Transcribe the records below exactly, leaving out any pictures.
====== SUPPLIED DATA
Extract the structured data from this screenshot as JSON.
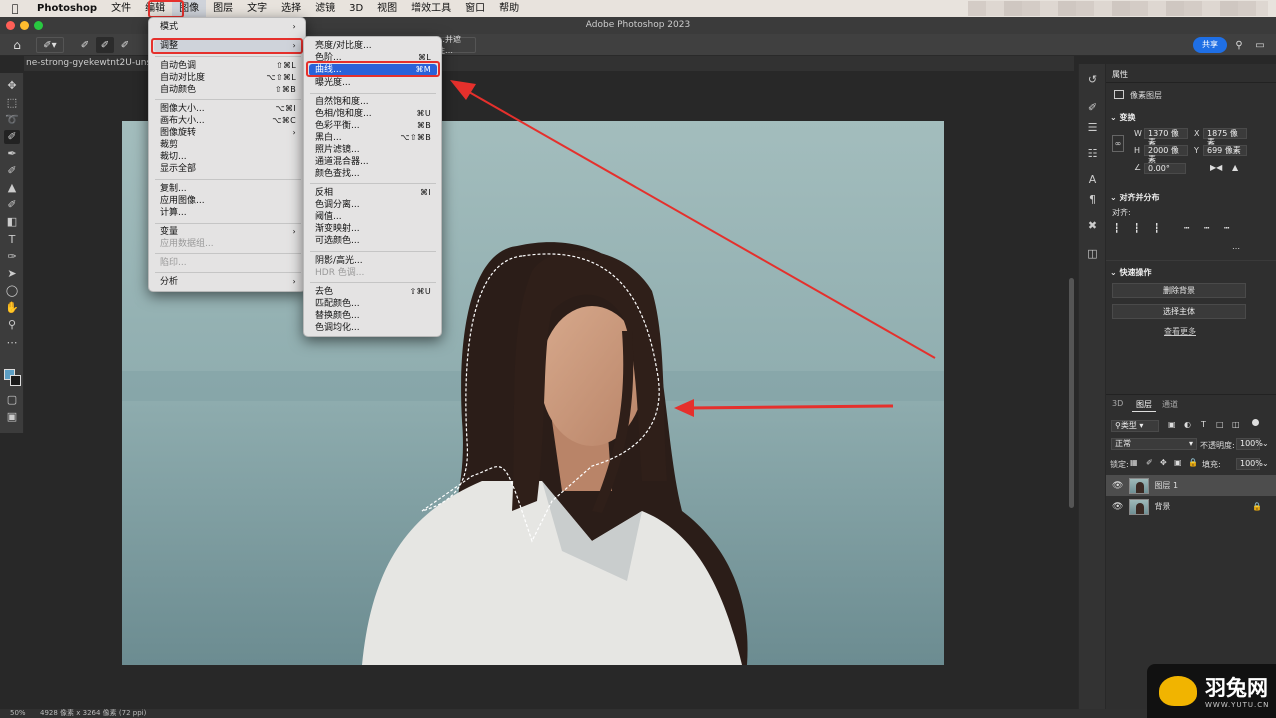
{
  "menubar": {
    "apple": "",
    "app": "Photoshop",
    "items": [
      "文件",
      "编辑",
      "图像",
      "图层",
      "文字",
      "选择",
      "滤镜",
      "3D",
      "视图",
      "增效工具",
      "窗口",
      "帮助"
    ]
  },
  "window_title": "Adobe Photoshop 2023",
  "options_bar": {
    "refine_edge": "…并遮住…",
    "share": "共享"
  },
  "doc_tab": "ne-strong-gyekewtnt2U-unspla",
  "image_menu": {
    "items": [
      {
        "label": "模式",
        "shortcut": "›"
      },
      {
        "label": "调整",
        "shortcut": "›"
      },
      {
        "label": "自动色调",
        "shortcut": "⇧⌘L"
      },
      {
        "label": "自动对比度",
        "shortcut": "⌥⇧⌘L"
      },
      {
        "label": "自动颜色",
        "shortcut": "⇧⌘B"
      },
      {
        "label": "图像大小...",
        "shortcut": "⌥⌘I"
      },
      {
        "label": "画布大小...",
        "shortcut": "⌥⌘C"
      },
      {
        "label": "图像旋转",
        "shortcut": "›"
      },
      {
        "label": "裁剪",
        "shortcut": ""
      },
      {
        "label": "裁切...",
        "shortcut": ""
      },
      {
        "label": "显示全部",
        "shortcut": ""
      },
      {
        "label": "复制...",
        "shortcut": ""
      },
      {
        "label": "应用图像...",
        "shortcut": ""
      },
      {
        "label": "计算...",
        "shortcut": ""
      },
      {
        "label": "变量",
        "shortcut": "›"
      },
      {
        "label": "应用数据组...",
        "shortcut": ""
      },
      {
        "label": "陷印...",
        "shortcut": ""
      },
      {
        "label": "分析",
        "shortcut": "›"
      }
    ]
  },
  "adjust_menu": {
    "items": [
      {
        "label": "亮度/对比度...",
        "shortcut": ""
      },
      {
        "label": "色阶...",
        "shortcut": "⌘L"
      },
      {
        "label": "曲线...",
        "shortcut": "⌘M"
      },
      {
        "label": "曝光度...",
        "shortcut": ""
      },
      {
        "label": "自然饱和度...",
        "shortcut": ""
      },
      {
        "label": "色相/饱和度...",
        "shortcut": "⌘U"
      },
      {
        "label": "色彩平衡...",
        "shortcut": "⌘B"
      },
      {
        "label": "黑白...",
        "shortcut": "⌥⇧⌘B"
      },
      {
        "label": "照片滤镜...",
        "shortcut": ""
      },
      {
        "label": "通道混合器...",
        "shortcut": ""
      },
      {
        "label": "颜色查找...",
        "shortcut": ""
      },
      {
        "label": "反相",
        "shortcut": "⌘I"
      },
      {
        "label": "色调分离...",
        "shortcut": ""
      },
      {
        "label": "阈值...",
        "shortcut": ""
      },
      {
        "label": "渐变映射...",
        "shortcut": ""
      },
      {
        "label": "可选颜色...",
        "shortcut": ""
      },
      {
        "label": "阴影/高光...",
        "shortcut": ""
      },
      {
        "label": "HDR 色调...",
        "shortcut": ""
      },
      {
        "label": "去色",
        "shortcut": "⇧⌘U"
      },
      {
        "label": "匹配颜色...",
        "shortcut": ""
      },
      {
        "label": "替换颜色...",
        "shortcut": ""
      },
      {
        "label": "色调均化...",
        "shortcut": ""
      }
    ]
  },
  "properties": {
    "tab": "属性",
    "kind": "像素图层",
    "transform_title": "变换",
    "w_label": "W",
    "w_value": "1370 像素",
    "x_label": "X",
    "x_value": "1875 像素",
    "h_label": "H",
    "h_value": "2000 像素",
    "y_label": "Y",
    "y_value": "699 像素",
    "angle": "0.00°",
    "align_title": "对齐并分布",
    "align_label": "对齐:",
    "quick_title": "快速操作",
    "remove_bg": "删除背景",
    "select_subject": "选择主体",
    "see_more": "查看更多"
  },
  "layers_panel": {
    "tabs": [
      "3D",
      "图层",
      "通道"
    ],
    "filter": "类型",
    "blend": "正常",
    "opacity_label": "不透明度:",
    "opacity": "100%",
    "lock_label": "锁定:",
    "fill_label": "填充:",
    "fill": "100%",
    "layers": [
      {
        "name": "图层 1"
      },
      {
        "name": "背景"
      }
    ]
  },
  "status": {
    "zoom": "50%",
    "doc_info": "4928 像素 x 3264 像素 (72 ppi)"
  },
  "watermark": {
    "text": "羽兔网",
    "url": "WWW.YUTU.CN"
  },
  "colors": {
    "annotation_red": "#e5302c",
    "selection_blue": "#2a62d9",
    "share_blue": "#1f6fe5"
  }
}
============
TASK RESPONSE |
Extract the structured data from this screenshot as JSON.
{
  "menubar": {
    "apple": "",
    "app": "Photoshop",
    "items": [
      "文件",
      "编辑",
      "图像",
      "图层",
      "文字",
      "选择",
      "滤镜",
      "3D",
      "视图",
      "增效工具",
      "窗口",
      "帮助"
    ]
  },
  "window_title": "Adobe Photoshop 2023",
  "options_bar": {
    "refine_edge": "…并遮住…",
    "share": "共享"
  },
  "doc_tab": "ne-strong-gyekewtnt2U-unspla",
  "image_menu": {
    "items": [
      {
        "label": "模式",
        "shortcut": "›"
      },
      {
        "label": "调整",
        "shortcut": "›"
      },
      {
        "label": "自动色调",
        "shortcut": "⇧⌘L"
      },
      {
        "label": "自动对比度",
        "shortcut": "⌥⇧⌘L"
      },
      {
        "label": "自动颜色",
        "shortcut": "⇧⌘B"
      },
      {
        "label": "图像大小...",
        "shortcut": "⌥⌘I"
      },
      {
        "label": "画布大小...",
        "shortcut": "⌥⌘C"
      },
      {
        "label": "图像旋转",
        "shortcut": "›"
      },
      {
        "label": "裁剪",
        "shortcut": ""
      },
      {
        "label": "裁切...",
        "shortcut": ""
      },
      {
        "label": "显示全部",
        "shortcut": ""
      },
      {
        "label": "复制...",
        "shortcut": ""
      },
      {
        "label": "应用图像...",
        "shortcut": ""
      },
      {
        "label": "计算...",
        "shortcut": ""
      },
      {
        "label": "变量",
        "shortcut": "›"
      },
      {
        "label": "应用数据组...",
        "shortcut": ""
      },
      {
        "label": "陷印...",
        "shortcut": ""
      },
      {
        "label": "分析",
        "shortcut": "›"
      }
    ]
  },
  "adjust_menu": {
    "items": [
      {
        "label": "亮度/对比度...",
        "shortcut": ""
      },
      {
        "label": "色阶...",
        "shortcut": "⌘L"
      },
      {
        "label": "曲线...",
        "shortcut": "⌘M"
      },
      {
        "label": "曝光度...",
        "shortcut": ""
      },
      {
        "label": "自然饱和度...",
        "shortcut": ""
      },
      {
        "label": "色相/饱和度...",
        "shortcut": "⌘U"
      },
      {
        "label": "色彩平衡...",
        "shortcut": "⌘B"
      },
      {
        "label": "黑白...",
        "shortcut": "⌥⇧⌘B"
      },
      {
        "label": "照片滤镜...",
        "shortcut": ""
      },
      {
        "label": "通道混合器...",
        "shortcut": ""
      },
      {
        "label": "颜色查找...",
        "shortcut": ""
      },
      {
        "label": "反相",
        "shortcut": "⌘I"
      },
      {
        "label": "色调分离...",
        "shortcut": ""
      },
      {
        "label": "阈值...",
        "shortcut": ""
      },
      {
        "label": "渐变映射...",
        "shortcut": ""
      },
      {
        "label": "可选颜色...",
        "shortcut": ""
      },
      {
        "label": "阴影/高光...",
        "shortcut": ""
      },
      {
        "label": "HDR 色调...",
        "shortcut": ""
      },
      {
        "label": "去色",
        "shortcut": "⇧⌘U"
      },
      {
        "label": "匹配颜色...",
        "shortcut": ""
      },
      {
        "label": "替换颜色...",
        "shortcut": ""
      },
      {
        "label": "色调均化...",
        "shortcut": ""
      }
    ]
  },
  "properties": {
    "tab": "属性",
    "kind": "像素图层",
    "transform_title": "变换",
    "w_label": "W",
    "w_value": "1370 像素",
    "x_label": "X",
    "x_value": "1875 像素",
    "h_label": "H",
    "h_value": "2000 像素",
    "y_label": "Y",
    "y_value": "699 像素",
    "angle": "0.00°",
    "align_title": "对齐并分布",
    "align_label": "对齐:",
    "quick_title": "快速操作",
    "remove_bg": "删除背景",
    "select_subject": "选择主体",
    "see_more": "查看更多"
  },
  "layers_panel": {
    "tabs": [
      "3D",
      "图层",
      "通道"
    ],
    "filter": "类型",
    "blend": "正常",
    "opacity_label": "不透明度:",
    "opacity": "100%",
    "lock_label": "锁定:",
    "fill_label": "填充:",
    "fill": "100%",
    "layers": [
      {
        "name": "图层 1"
      },
      {
        "name": "背景"
      }
    ]
  },
  "status": {
    "zoom": "50%",
    "doc_info": "4928 像素 x 3264 像素 (72 ppi)"
  },
  "watermark": {
    "text": "羽兔网",
    "url": "WWW.YUTU.CN"
  },
  "colors": {
    "annotation_red": "#e5302c",
    "selection_blue": "#2a62d9",
    "share_blue": "#1f6fe5"
  }
}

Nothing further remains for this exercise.